--- start of Dataset ---

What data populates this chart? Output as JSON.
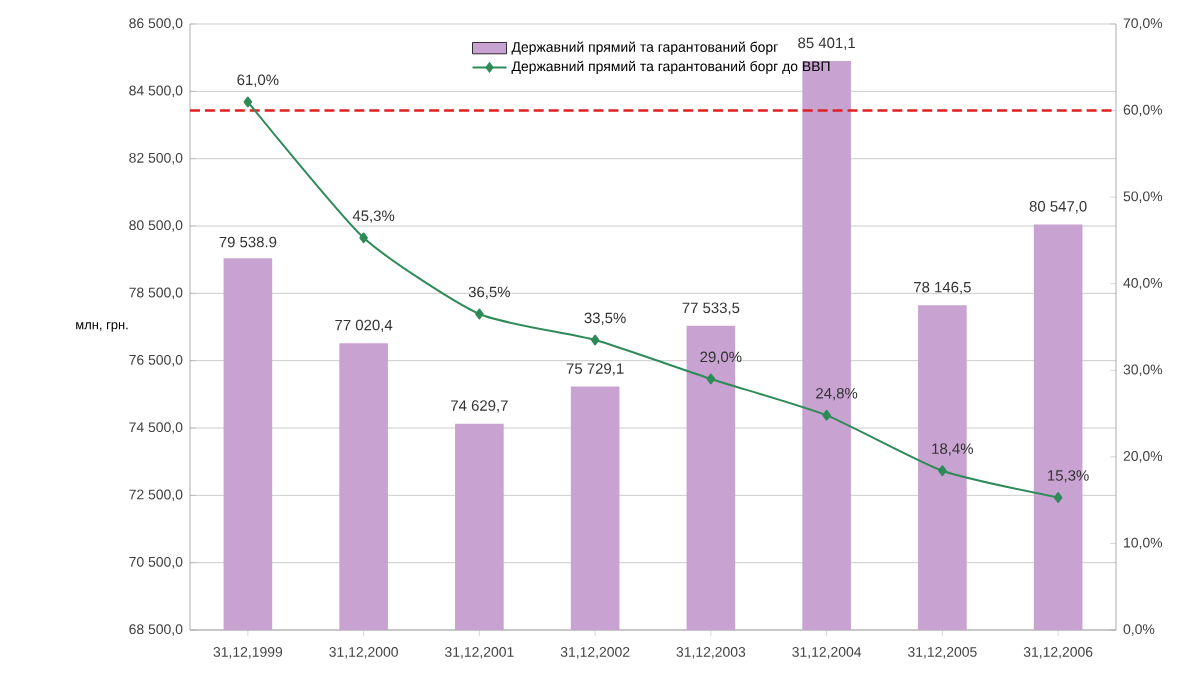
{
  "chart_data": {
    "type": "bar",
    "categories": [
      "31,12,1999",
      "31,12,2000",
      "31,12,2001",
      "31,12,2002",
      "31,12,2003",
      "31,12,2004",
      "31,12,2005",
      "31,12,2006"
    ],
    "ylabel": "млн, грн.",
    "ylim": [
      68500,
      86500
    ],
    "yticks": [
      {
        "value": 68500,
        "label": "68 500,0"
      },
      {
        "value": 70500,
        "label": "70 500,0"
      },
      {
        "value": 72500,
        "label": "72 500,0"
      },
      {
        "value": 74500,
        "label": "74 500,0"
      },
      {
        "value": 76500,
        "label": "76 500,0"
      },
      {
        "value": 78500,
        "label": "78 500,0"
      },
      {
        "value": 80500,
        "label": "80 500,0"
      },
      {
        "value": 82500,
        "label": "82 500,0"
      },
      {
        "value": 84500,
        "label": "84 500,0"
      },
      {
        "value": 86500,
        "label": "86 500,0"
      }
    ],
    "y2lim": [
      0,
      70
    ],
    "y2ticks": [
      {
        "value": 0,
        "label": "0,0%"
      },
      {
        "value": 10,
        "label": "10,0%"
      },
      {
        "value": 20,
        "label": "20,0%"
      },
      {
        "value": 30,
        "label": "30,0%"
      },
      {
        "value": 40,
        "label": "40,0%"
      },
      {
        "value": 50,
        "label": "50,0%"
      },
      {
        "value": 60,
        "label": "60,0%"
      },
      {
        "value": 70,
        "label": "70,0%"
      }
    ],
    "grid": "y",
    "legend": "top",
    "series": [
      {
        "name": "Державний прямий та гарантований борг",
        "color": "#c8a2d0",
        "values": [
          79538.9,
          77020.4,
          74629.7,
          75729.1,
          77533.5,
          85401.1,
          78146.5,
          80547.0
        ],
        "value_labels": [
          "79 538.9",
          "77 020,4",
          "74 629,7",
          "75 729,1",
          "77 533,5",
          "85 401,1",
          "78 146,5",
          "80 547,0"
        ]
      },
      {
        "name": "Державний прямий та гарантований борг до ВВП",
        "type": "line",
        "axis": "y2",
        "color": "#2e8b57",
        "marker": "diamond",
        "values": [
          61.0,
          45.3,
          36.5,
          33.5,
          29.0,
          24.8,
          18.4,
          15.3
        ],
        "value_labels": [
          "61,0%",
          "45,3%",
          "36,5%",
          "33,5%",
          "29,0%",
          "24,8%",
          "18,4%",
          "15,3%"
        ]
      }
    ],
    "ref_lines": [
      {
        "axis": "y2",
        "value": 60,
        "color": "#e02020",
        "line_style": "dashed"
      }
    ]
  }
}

--- end of Dataset ---

— Goal of the exercise —
Reproduce the records, all of them, word for word; omit the pictures.

— The completed task —
What data populates this chart? Output as JSON.
{
  "chart_data": {
    "type": "bar",
    "categories": [
      "31,12,1999",
      "31,12,2000",
      "31,12,2001",
      "31,12,2002",
      "31,12,2003",
      "31,12,2004",
      "31,12,2005",
      "31,12,2006"
    ],
    "ylabel": "млн, грн.",
    "ylim": [
      68500,
      86500
    ],
    "yticks": [
      {
        "value": 68500,
        "label": "68 500,0"
      },
      {
        "value": 70500,
        "label": "70 500,0"
      },
      {
        "value": 72500,
        "label": "72 500,0"
      },
      {
        "value": 74500,
        "label": "74 500,0"
      },
      {
        "value": 76500,
        "label": "76 500,0"
      },
      {
        "value": 78500,
        "label": "78 500,0"
      },
      {
        "value": 80500,
        "label": "80 500,0"
      },
      {
        "value": 82500,
        "label": "82 500,0"
      },
      {
        "value": 84500,
        "label": "84 500,0"
      },
      {
        "value": 86500,
        "label": "86 500,0"
      }
    ],
    "y2lim": [
      0,
      70
    ],
    "y2ticks": [
      {
        "value": 0,
        "label": "0,0%"
      },
      {
        "value": 10,
        "label": "10,0%"
      },
      {
        "value": 20,
        "label": "20,0%"
      },
      {
        "value": 30,
        "label": "30,0%"
      },
      {
        "value": 40,
        "label": "40,0%"
      },
      {
        "value": 50,
        "label": "50,0%"
      },
      {
        "value": 60,
        "label": "60,0%"
      },
      {
        "value": 70,
        "label": "70,0%"
      }
    ],
    "grid": "y",
    "legend": "top",
    "series": [
      {
        "name": "Державний прямий та гарантований борг",
        "color": "#c8a2d0",
        "values": [
          79538.9,
          77020.4,
          74629.7,
          75729.1,
          77533.5,
          85401.1,
          78146.5,
          80547.0
        ],
        "value_labels": [
          "79 538.9",
          "77 020,4",
          "74 629,7",
          "75 729,1",
          "77 533,5",
          "85 401,1",
          "78 146,5",
          "80 547,0"
        ]
      },
      {
        "name": "Державний прямий та гарантований борг до ВВП",
        "type": "line",
        "axis": "y2",
        "color": "#2e8b57",
        "marker": "diamond",
        "values": [
          61.0,
          45.3,
          36.5,
          33.5,
          29.0,
          24.8,
          18.4,
          15.3
        ],
        "value_labels": [
          "61,0%",
          "45,3%",
          "36,5%",
          "33,5%",
          "29,0%",
          "24,8%",
          "18,4%",
          "15,3%"
        ]
      }
    ],
    "ref_lines": [
      {
        "axis": "y2",
        "value": 60,
        "color": "#e02020",
        "line_style": "dashed"
      }
    ]
  }
}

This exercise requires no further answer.